### WHAT TO PRODUCE
In the records below, find each line with the word "this" and copy it.

--- --- ---

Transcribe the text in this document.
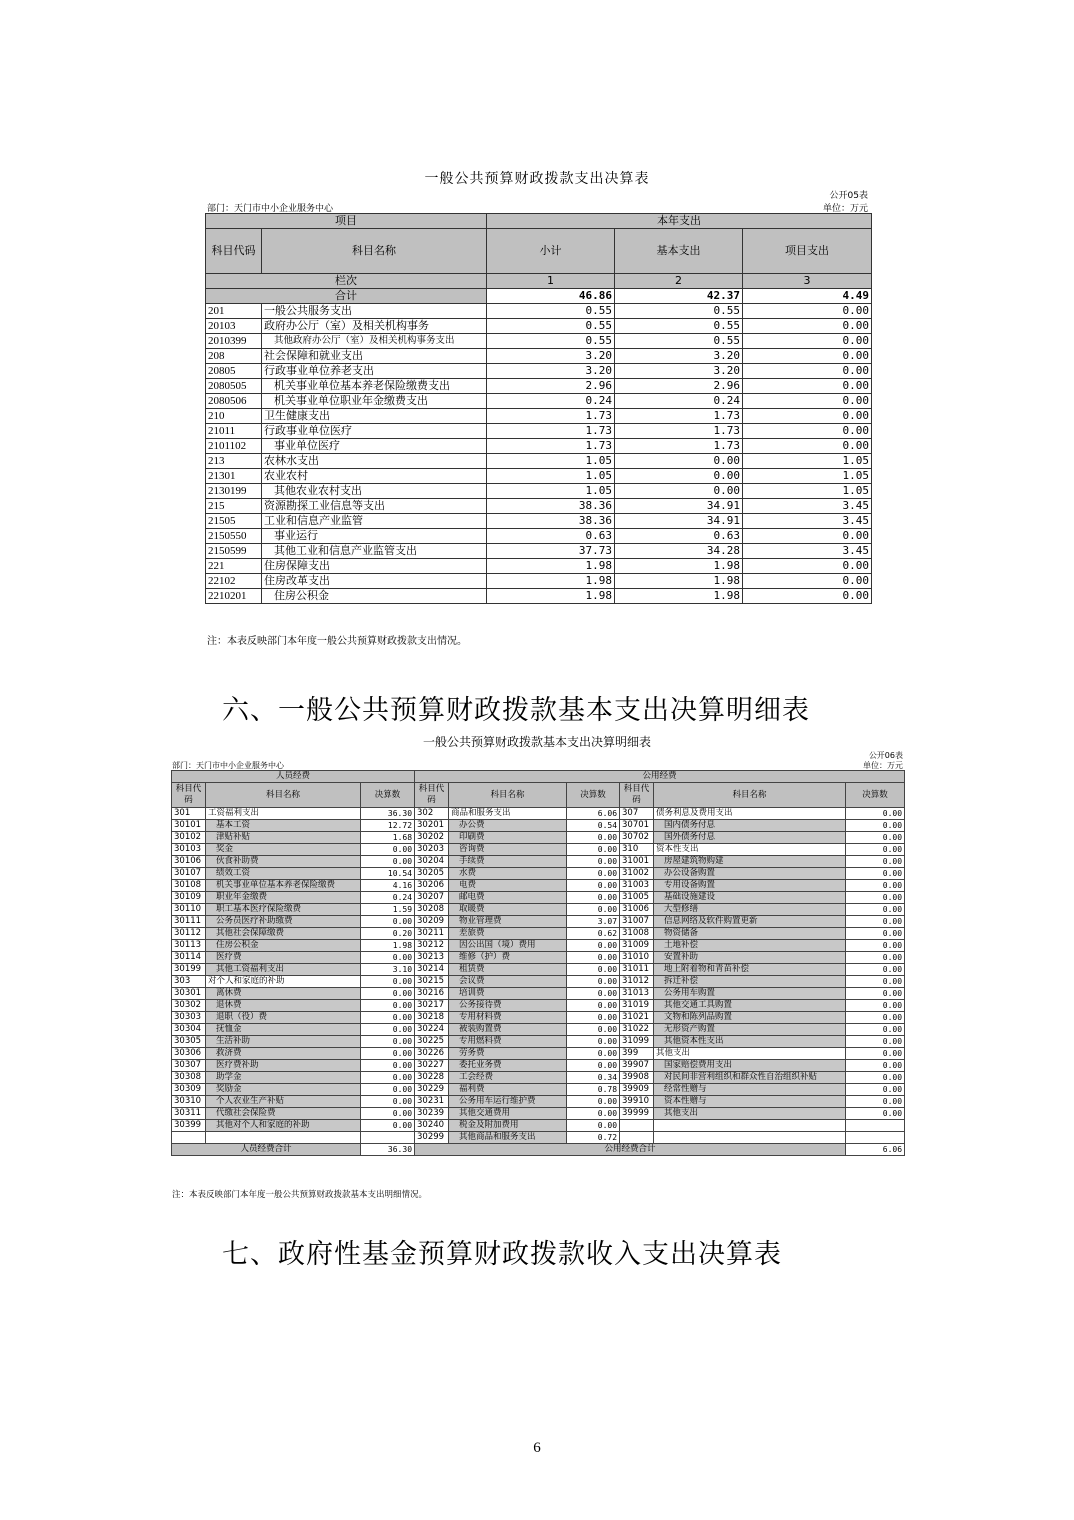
一般公共预算财政拨款支出决算表
公开05表
部门：天门市中小企业服务中心	单位：万元
项目		本年支出		
科目代码	科目名称	小计	基本支出	项目支出
栏次		1	2	3
合计		46.86	42.37	4.49
201	一般公共服务支出	0.55	0.55	0.00
20103	政府办公厅（室）及相关机构事务	0.55	0.55	0.00
2010399	其他政府办公厅（室）及相关机构事务支出	0.55	0.55	0.00
208	社会保障和就业支出	3.20	3.20	0.00
20805	行政事业单位养老支出	3.20	3.20	0.00
2080505	机关事业单位基本养老保险缴费支出	2.96	2.96	0.00
2080506	机关事业单位职业年金缴费支出	0.24	0.24	0.00
210	卫生健康支出	1.73	1.73	0.00
21011	行政事业单位医疗	1.73	1.73	0.00
2101102	事业单位医疗	1.73	1.73	0.00
213	农林水支出	1.05	0.00	1.05
21301	农业农村	1.05	0.00	1.05
2130199	其他农业农村支出	1.05	0.00	1.05
215	资源勘探工业信息等支出	38.36	34.91	3.45
21505	工业和信息产业监管	38.36	34.91	3.45
2150550	事业运行	0.63	0.63	0.00
2150599	其他工业和信息产业监管支出	37.73	34.28	3.45
221	住房保障支出	1.98	1.98	0.00
22102	住房改革支出	1.98	1.98	0.00
2210201	住房公积金	1.98	1.98	0.00
注：本表反映部门本年度一般公共预算财政拨款支出情况。
六、一般公共预算财政拨款基本支出决算明细表
一般公共预算财政拨款基本支出决算明细表
公开06表
部门：天门市中小企业服务中心	单位：万元
人员经费			公用经费					
科目代码	科目名称	决算数	科目代码	科目名称	决算数	科目代码	科目名称	决算数
301	工资福利支出	36.30	302	商品和服务支出	6.06	307	债务利息及费用支出	0.00
30101	基本工资	12.72	30201	办公费	0.54	30701	国内债务付息	0.00
30102	津贴补贴	1.68	30202	印刷费	0.00	30702	国外债务付息	0.00
30103	奖金	0.00	30203	咨询费	0.00	310	资本性支出	0.00
30106	伙食补助费	0.00	30204	手续费	0.00	31001	房屋建筑物购建	0.00
30107	绩效工资	10.54	30205	水费	0.00	31002	办公设备购置	0.00
30108	机关事业单位基本养老保险缴费	4.16	30206	电费	0.00	31003	专用设备购置	0.00
30109	职业年金缴费	0.24	30207	邮电费	0.00	31005	基础设施建设	0.00
30110	职工基本医疗保险缴费	1.59	30208	取暖费	0.00	31006	大型修缮	0.00
30111	公务员医疗补助缴费	0.00	30209	物业管理费	3.07	31007	信息网络及软件购置更新	0.00
30112	其他社会保障缴费	0.20	30211	差旅费	0.62	31008	物资储备	0.00
30113	住房公积金	1.98	30212	因公出国（境）费用	0.00	31009	土地补偿	0.00
30114	医疗费	0.00	30213	维修（护）费	0.00	31010	安置补助	0.00
30199	其他工资福利支出	3.10	30214	租赁费	0.00	31011	地上附着物和青苗补偿	0.00
303	对个人和家庭的补助	0.00	30215	会议费	0.00	31012	拆迁补偿	0.00
30301	离休费	0.00	30216	培训费	0.00	31013	公务用车购置	0.00
30302	退休费	0.00	30217	公务接待费	0.00	31019	其他交通工具购置	0.00
30303	退职（役）费	0.00	30218	专用材料费	0.00	31021	文物和陈列品购置	0.00
30304	抚恤金	0.00	30224	被装购置费	0.00	31022	无形资产购置	0.00
30305	生活补助	0.00	30225	专用燃料费	0.00	31099	其他资本性支出	0.00
30306	救济费	0.00	30226	劳务费	0.00	399	其他支出	0.00
30307	医疗费补助	0.00	30227	委托业务费	0.00	39907	国家赔偿费用支出	0.00
30308	助学金	0.00	30228	工会经费	0.34	39908	对民间非营利组织和群众性自治组织补贴	0.00
30309	奖励金	0.00	30229	福利费	0.78	39909	经常性赠与	0.00
30310	个人农业生产补贴	0.00	30231	公务用车运行维护费	0.00	39910	资本性赠与	0.00
30311	代缴社会保险费	0.00	30239	其他交通费用	0.00	39999	其他支出	0.00
30399	其他对个人和家庭的补助	0.00	30240	税金及附加费用	0.00			
			30299	其他商品和服务支出	0.72			
人员经费合计		36.30	公用经费合计					6.06
注：本表反映部门本年度一般公共预算财政拨款基本支出明细情况。
七、政府性基金预算财政拨款收入支出决算表
6
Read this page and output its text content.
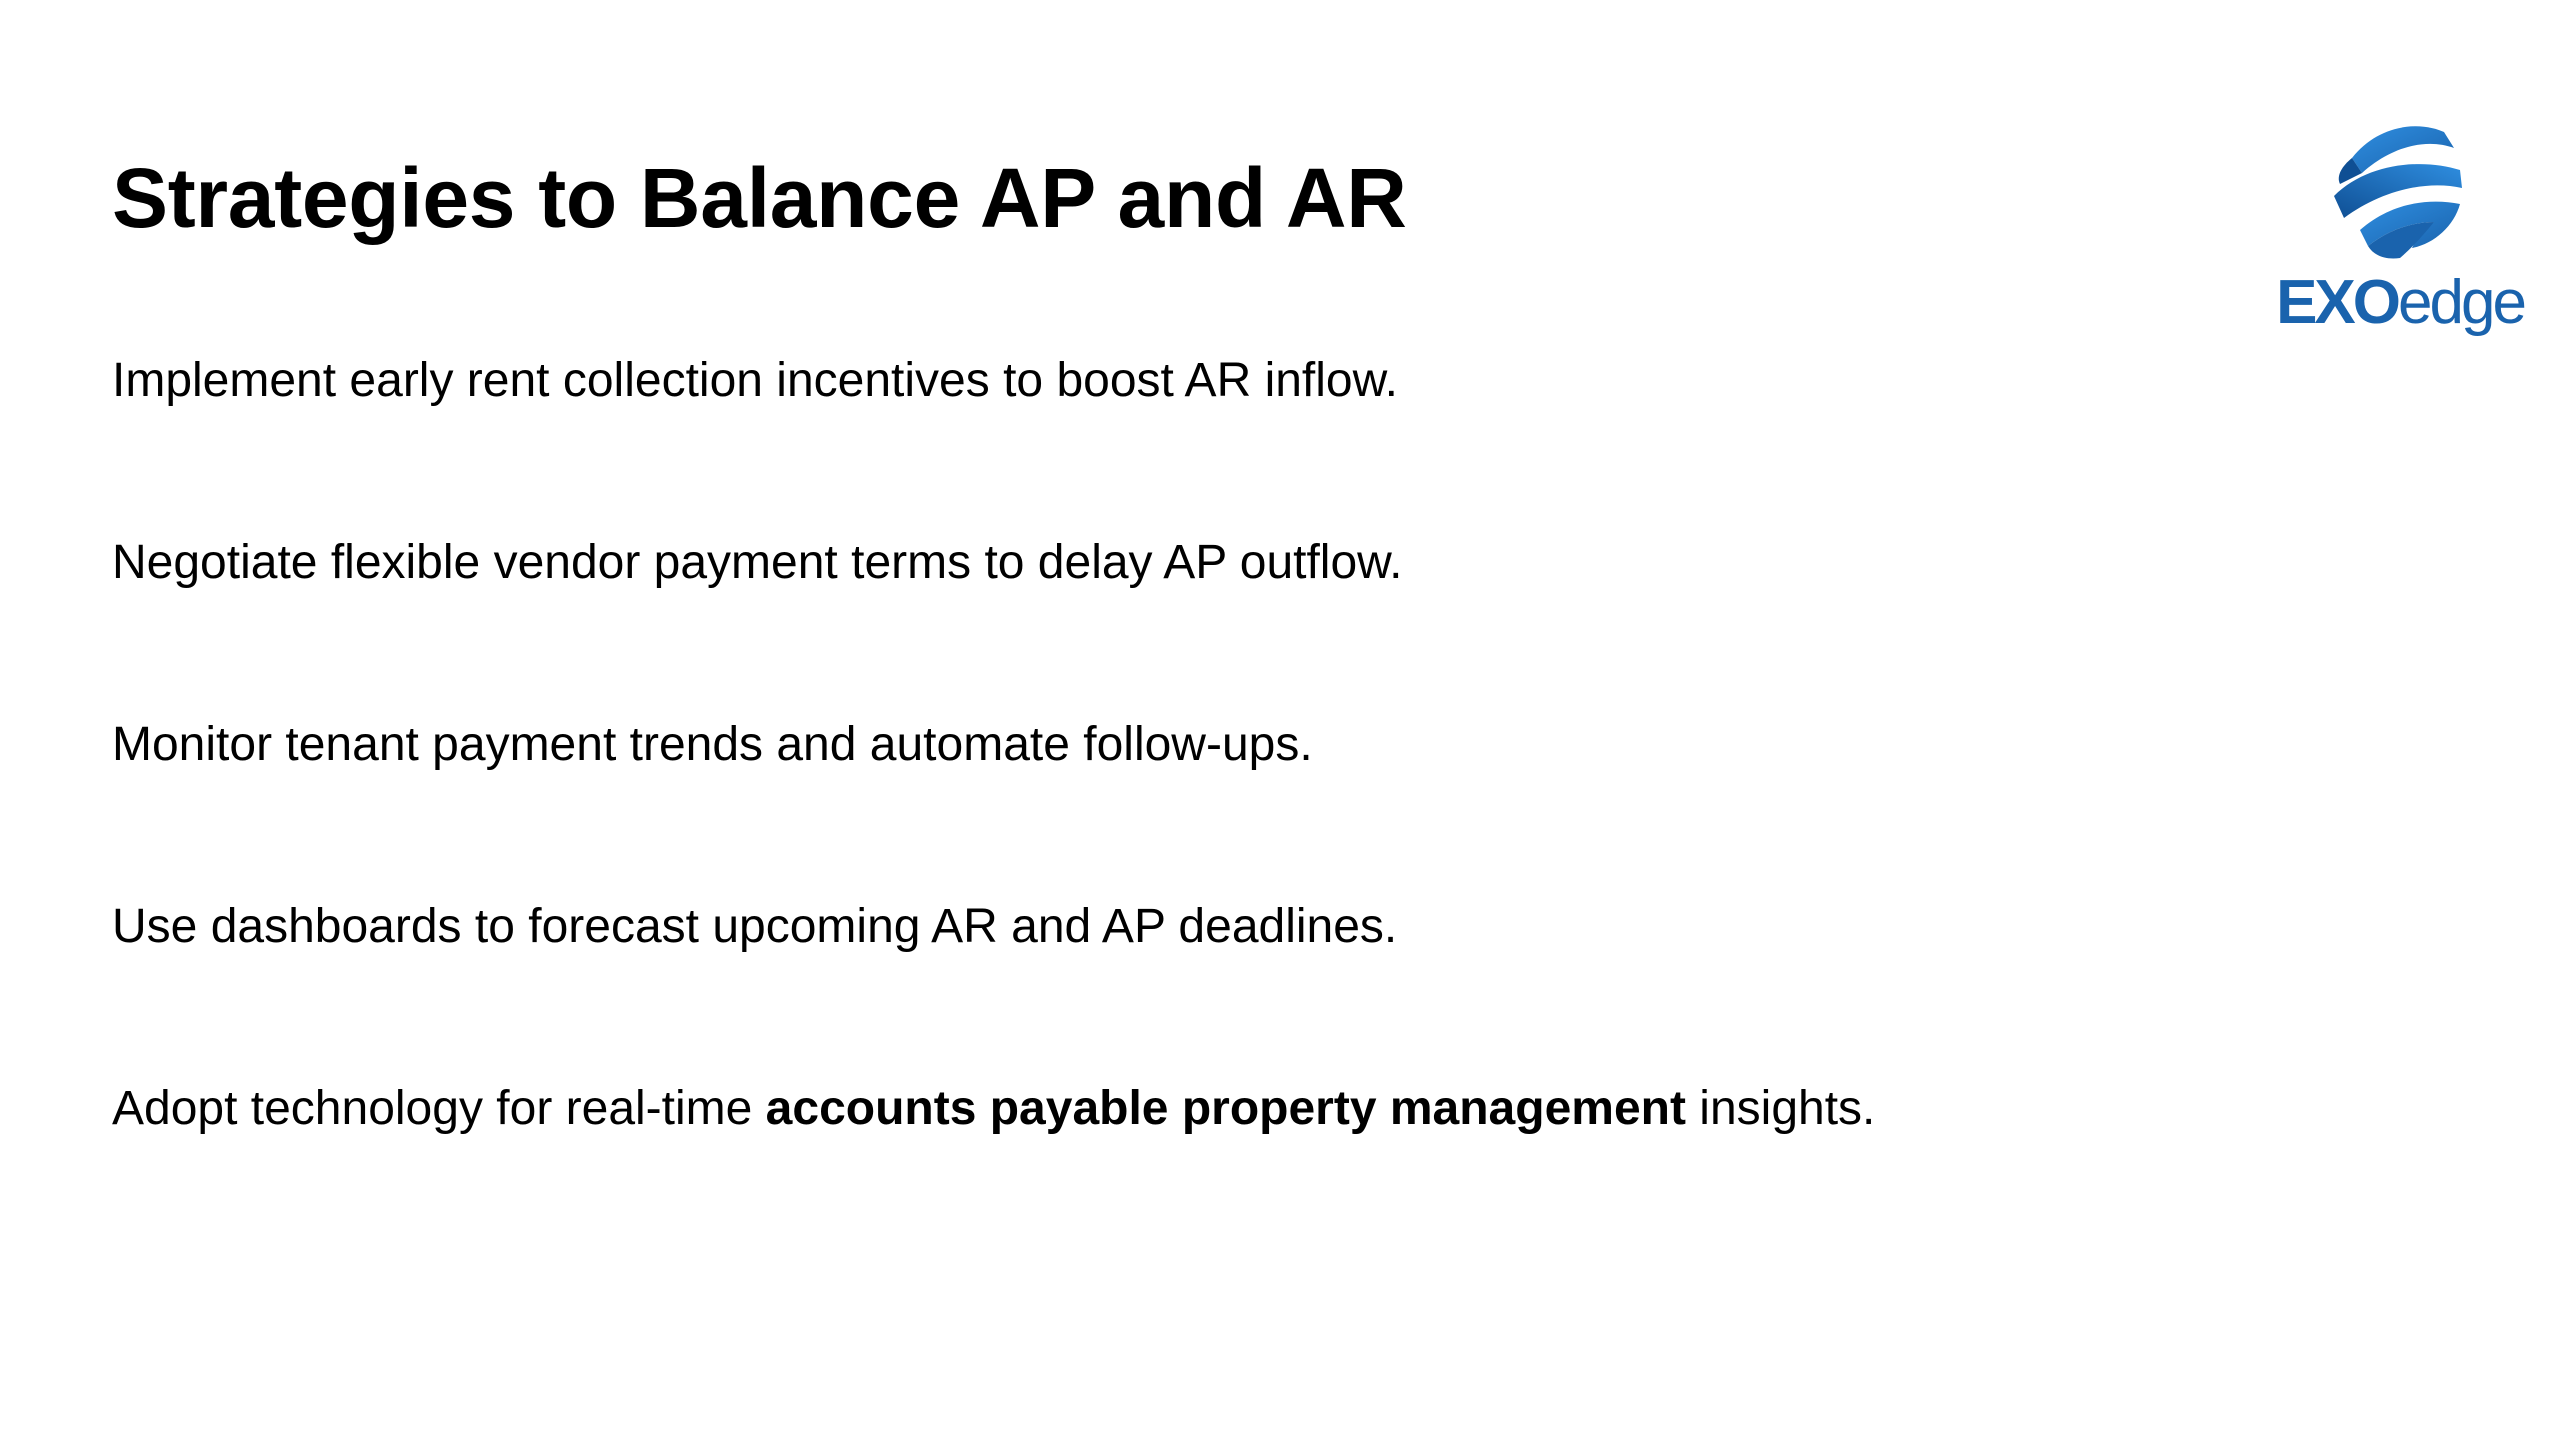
Strategies to Balance AP and AR
Implement early rent collection incentives to boost AR inflow.
Negotiate flexible vendor payment terms to delay AP outflow.
Monitor tenant payment trends and automate follow-ups.
Use dashboards to forecast upcoming AR and AP deadlines.
Adopt technology for real-time accounts payable property management insights.
EXOedge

--- --- ---

### EXERCISE RESPONSE
Transcribe the text in this document.
Read this page and output its text content.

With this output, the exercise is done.